The entries below should be transcribed in their entirety, exactly as written.

(Dataset entries)
+===+
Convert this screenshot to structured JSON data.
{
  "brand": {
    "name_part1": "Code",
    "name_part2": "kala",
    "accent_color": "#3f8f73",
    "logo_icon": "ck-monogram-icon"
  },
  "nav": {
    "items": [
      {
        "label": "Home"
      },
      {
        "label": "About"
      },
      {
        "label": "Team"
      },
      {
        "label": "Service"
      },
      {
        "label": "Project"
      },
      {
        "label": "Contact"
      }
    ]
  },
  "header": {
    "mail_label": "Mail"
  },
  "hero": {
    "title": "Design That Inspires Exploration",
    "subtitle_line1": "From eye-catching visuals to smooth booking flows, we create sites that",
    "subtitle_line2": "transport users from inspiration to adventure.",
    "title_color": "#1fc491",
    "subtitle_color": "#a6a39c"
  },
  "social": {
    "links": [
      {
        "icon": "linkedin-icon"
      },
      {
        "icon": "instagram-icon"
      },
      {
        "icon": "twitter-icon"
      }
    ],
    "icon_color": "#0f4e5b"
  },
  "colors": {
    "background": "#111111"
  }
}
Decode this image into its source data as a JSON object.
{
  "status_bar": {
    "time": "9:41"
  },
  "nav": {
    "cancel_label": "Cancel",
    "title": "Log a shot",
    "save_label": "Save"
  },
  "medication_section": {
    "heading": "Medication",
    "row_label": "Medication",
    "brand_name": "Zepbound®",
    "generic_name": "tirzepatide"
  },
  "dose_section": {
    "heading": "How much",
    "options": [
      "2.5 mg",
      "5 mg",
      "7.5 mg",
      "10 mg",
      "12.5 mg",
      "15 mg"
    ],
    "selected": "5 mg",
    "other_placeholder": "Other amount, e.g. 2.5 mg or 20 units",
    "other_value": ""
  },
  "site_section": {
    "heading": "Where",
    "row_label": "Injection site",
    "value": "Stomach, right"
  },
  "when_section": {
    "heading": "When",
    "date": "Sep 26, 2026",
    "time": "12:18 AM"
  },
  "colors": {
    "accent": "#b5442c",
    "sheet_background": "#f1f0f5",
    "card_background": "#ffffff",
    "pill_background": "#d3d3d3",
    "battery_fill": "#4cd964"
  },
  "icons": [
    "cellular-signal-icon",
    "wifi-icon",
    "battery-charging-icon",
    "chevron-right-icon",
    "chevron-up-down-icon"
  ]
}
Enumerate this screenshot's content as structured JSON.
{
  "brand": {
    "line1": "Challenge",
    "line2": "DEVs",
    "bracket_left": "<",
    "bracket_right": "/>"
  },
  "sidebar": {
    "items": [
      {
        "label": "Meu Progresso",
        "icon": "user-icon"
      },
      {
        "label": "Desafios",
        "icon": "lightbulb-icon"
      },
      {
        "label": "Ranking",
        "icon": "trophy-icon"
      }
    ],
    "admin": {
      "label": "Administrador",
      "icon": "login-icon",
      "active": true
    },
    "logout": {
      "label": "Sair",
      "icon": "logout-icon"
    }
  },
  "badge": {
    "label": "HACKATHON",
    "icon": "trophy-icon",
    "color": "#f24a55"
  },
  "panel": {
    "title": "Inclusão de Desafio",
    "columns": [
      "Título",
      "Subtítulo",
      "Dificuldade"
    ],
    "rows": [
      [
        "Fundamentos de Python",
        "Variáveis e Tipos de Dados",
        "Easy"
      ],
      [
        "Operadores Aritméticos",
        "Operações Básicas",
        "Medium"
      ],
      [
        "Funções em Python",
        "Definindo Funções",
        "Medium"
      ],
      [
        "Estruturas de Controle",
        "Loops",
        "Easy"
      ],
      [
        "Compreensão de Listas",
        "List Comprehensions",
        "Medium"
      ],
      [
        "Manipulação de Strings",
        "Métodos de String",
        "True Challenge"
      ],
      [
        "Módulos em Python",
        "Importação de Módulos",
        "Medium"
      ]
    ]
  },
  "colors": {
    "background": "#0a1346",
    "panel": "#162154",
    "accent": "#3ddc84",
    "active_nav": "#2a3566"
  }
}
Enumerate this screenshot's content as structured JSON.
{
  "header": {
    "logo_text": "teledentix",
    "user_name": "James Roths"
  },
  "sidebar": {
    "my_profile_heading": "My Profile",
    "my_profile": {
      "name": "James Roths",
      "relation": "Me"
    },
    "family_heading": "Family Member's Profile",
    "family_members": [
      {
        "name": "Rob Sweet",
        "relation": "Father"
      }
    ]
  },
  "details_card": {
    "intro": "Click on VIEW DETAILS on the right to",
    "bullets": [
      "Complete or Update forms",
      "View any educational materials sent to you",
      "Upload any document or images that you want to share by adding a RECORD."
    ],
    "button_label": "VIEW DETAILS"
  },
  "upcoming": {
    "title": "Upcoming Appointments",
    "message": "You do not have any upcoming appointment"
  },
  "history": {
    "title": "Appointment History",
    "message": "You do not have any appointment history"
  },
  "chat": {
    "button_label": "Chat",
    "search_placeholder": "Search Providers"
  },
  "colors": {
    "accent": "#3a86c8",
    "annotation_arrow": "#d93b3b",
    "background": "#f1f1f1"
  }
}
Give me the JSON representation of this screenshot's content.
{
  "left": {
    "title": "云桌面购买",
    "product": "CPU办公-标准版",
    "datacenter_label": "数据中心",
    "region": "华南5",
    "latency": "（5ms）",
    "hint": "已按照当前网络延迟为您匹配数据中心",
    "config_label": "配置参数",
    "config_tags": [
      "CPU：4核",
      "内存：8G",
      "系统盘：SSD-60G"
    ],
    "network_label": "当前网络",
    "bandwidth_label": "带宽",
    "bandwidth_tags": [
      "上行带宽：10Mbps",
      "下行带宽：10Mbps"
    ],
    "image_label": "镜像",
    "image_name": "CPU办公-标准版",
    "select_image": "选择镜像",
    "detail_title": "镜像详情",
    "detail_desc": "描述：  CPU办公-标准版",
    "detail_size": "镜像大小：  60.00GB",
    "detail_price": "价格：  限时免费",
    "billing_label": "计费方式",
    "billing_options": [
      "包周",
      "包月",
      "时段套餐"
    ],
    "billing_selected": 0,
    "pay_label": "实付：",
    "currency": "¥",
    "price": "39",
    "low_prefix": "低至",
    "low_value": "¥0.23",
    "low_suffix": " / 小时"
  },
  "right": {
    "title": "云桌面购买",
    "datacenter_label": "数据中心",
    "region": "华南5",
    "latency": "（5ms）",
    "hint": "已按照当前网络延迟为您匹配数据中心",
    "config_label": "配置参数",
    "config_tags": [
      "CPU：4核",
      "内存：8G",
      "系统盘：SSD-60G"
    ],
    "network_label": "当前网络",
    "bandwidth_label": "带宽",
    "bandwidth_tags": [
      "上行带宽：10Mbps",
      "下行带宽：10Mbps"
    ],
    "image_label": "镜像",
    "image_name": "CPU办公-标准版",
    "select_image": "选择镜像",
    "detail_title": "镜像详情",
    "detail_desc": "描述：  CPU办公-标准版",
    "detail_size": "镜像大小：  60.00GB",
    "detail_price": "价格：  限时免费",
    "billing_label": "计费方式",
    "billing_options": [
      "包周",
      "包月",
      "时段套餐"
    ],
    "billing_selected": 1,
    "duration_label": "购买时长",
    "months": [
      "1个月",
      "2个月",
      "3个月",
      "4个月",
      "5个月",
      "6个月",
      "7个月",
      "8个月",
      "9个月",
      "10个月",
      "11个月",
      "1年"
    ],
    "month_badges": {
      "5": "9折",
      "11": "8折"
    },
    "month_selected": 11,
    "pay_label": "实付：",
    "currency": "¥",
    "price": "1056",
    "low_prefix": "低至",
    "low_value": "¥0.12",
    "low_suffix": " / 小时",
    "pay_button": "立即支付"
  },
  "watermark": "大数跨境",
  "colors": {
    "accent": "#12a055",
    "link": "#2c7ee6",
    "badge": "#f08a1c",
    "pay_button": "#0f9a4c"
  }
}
+===+
> Written response
Convert this screenshot to structured JSON data.
{
  "brand": {
    "name_part1": "Code",
    "name_part2": "kala",
    "accent_color": "#3f8f73",
    "logo_icon": "ck-monogram-icon"
  },
  "nav": {
    "items": [
      {
        "label": "Home"
      },
      {
        "label": "About"
      },
      {
        "label": "Team"
      },
      {
        "label": "Service"
      },
      {
        "label": "Project"
      },
      {
        "label": "Contact"
      }
    ]
  },
  "header": {
    "mail_label": "Mail"
  },
  "hero": {
    "title": "Design That Inspires Exploration",
    "subtitle_line1": "From eye-catching visuals to smooth booking flows, we create sites that",
    "subtitle_line2": "transport users from inspiration to adventure.",
    "title_color": "#1fc491",
    "subtitle_color": "#a6a39c"
  },
  "social": {
    "links": [
      {
        "icon": "linkedin-icon"
      },
      {
        "icon": "instagram-icon"
      },
      {
        "icon": "twitter-icon"
      }
    ],
    "icon_color": "#0f4e5b"
  },
  "colors": {
    "background": "#111111"
  }
}
Decode this image into its source data as a JSON object.
{
  "status_bar": {
    "time": "9:41"
  },
  "nav": {
    "cancel_label": "Cancel",
    "title": "Log a shot",
    "save_label": "Save"
  },
  "medication_section": {
    "heading": "Medication",
    "row_label": "Medication",
    "brand_name": "Zepbound®",
    "generic_name": "tirzepatide"
  },
  "dose_section": {
    "heading": "How much",
    "options": [
      "2.5 mg",
      "5 mg",
      "7.5 mg",
      "10 mg",
      "12.5 mg",
      "15 mg"
    ],
    "selected": "5 mg",
    "other_placeholder": "Other amount, e.g. 2.5 mg or 20 units",
    "other_value": ""
  },
  "site_section": {
    "heading": "Where",
    "row_label": "Injection site",
    "value": "Stomach, right"
  },
  "when_section": {
    "heading": "When",
    "date": "Sep 26, 2026",
    "time": "12:18 AM"
  },
  "colors": {
    "accent": "#b5442c",
    "sheet_background": "#f1f0f5",
    "card_background": "#ffffff",
    "pill_background": "#d3d3d3",
    "battery_fill": "#4cd964"
  },
  "icons": [
    "cellular-signal-icon",
    "wifi-icon",
    "battery-charging-icon",
    "chevron-right-icon",
    "chevron-up-down-icon"
  ]
}
Enumerate this screenshot's content as structured JSON.
{
  "brand": {
    "line1": "Challenge",
    "line2": "DEVs",
    "bracket_left": "<",
    "bracket_right": "/>"
  },
  "sidebar": {
    "items": [
      {
        "label": "Meu Progresso",
        "icon": "user-icon"
      },
      {
        "label": "Desafios",
        "icon": "lightbulb-icon"
      },
      {
        "label": "Ranking",
        "icon": "trophy-icon"
      }
    ],
    "admin": {
      "label": "Administrador",
      "icon": "login-icon",
      "active": true
    },
    "logout": {
      "label": "Sair",
      "icon": "logout-icon"
    }
  },
  "badge": {
    "label": "HACKATHON",
    "icon": "trophy-icon",
    "color": "#f24a55"
  },
  "panel": {
    "title": "Inclusão de Desafio",
    "columns": [
      "Título",
      "Subtítulo",
      "Dificuldade"
    ],
    "rows": [
      [
        "Fundamentos de Python",
        "Variáveis e Tipos de Dados",
        "Easy"
      ],
      [
        "Operadores Aritméticos",
        "Operações Básicas",
        "Medium"
      ],
      [
        "Funções em Python",
        "Definindo Funções",
        "Medium"
      ],
      [
        "Estruturas de Controle",
        "Loops",
        "Easy"
      ],
      [
        "Compreensão de Listas",
        "List Comprehensions",
        "Medium"
      ],
      [
        "Manipulação de Strings",
        "Métodos de String",
        "True Challenge"
      ],
      [
        "Módulos em Python",
        "Importação de Módulos",
        "Medium"
      ]
    ]
  },
  "colors": {
    "background": "#0a1346",
    "panel": "#162154",
    "accent": "#3ddc84",
    "active_nav": "#2a3566"
  }
}
Enumerate this screenshot's content as structured JSON.
{
  "header": {
    "logo_text": "teledentix",
    "user_name": "James Roths"
  },
  "sidebar": {
    "my_profile_heading": "My Profile",
    "my_profile": {
      "name": "James Roths",
      "relation": "Me"
    },
    "family_heading": "Family Member's Profile",
    "family_members": [
      {
        "name": "Rob Sweet",
        "relation": "Father"
      }
    ]
  },
  "details_card": {
    "intro": "Click on VIEW DETAILS on the right to",
    "bullets": [
      "Complete or Update forms",
      "View any educational materials sent to you",
      "Upload any document or images that you want to share by adding a RECORD."
    ],
    "button_label": "VIEW DETAILS"
  },
  "upcoming": {
    "title": "Upcoming Appointments",
    "message": "You do not have any upcoming appointment"
  },
  "history": {
    "title": "Appointment History",
    "message": "You do not have any appointment history"
  },
  "chat": {
    "button_label": "Chat",
    "search_placeholder": "Search Providers"
  },
  "colors": {
    "accent": "#3a86c8",
    "annotation_arrow": "#d93b3b",
    "background": "#f1f1f1"
  }
}
Give me the JSON representation of this screenshot's content.
{
  "left": {
    "title": "云桌面购买",
    "product": "CPU办公-标准版",
    "datacenter_label": "数据中心",
    "region": "华南5",
    "latency": "（5ms）",
    "hint": "已按照当前网络延迟为您匹配数据中心",
    "config_label": "配置参数",
    "config_tags": [
      "CPU：4核",
      "内存：8G",
      "系统盘：SSD-60G"
    ],
    "network_label": "当前网络",
    "bandwidth_label": "带宽",
    "bandwidth_tags": [
      "上行带宽：10Mbps",
      "下行带宽：10Mbps"
    ],
    "image_label": "镜像",
    "image_name": "CPU办公-标准版",
    "select_image": "选择镜像",
    "detail_title": "镜像详情",
    "detail_desc": "描述：  CPU办公-标准版",
    "detail_size": "镜像大小：  60.00GB",
    "detail_price": "价格：  限时免费",
    "billing_label": "计费方式",
    "billing_options": [
      "包周",
      "包月",
      "时段套餐"
    ],
    "billing_selected": 0,
    "pay_label": "实付：",
    "currency": "¥",
    "price": "39",
    "low_prefix": "低至",
    "low_value": "¥0.23",
    "low_suffix": " / 小时"
  },
  "right": {
    "title": "云桌面购买",
    "datacenter_label": "数据中心",
    "region": "华南5",
    "latency": "（5ms）",
    "hint": "已按照当前网络延迟为您匹配数据中心",
    "config_label": "配置参数",
    "config_tags": [
      "CPU：4核",
      "内存：8G",
      "系统盘：SSD-60G"
    ],
    "network_label": "当前网络",
    "bandwidth_label": "带宽",
    "bandwidth_tags": [
      "上行带宽：10Mbps",
      "下行带宽：10Mbps"
    ],
    "image_label": "镜像",
    "image_name": "CPU办公-标准版",
    "select_image": "选择镜像",
    "detail_title": "镜像详情",
    "detail_desc": "描述：  CPU办公-标准版",
    "detail_size": "镜像大小：  60.00GB",
    "detail_price": "价格：  限时免费",
    "billing_label": "计费方式",
    "billing_options": [
      "包周",
      "包月",
      "时段套餐"
    ],
    "billing_selected": 1,
    "duration_label": "购买时长",
    "months": [
      "1个月",
      "2个月",
      "3个月",
      "4个月",
      "5个月",
      "6个月",
      "7个月",
      "8个月",
      "9个月",
      "10个月",
      "11个月",
      "1年"
    ],
    "month_badges": {
      "5": "9折",
      "11": "8折"
    },
    "month_selected": 11,
    "pay_label": "实付：",
    "currency": "¥",
    "price": "1056",
    "low_prefix": "低至",
    "low_value": "¥0.12",
    "low_suffix": " / 小时",
    "pay_button": "立即支付"
  },
  "watermark": "大数跨境",
  "colors": {
    "accent": "#12a055",
    "link": "#2c7ee6",
    "badge": "#f08a1c",
    "pay_button": "#0f9a4c"
  }
}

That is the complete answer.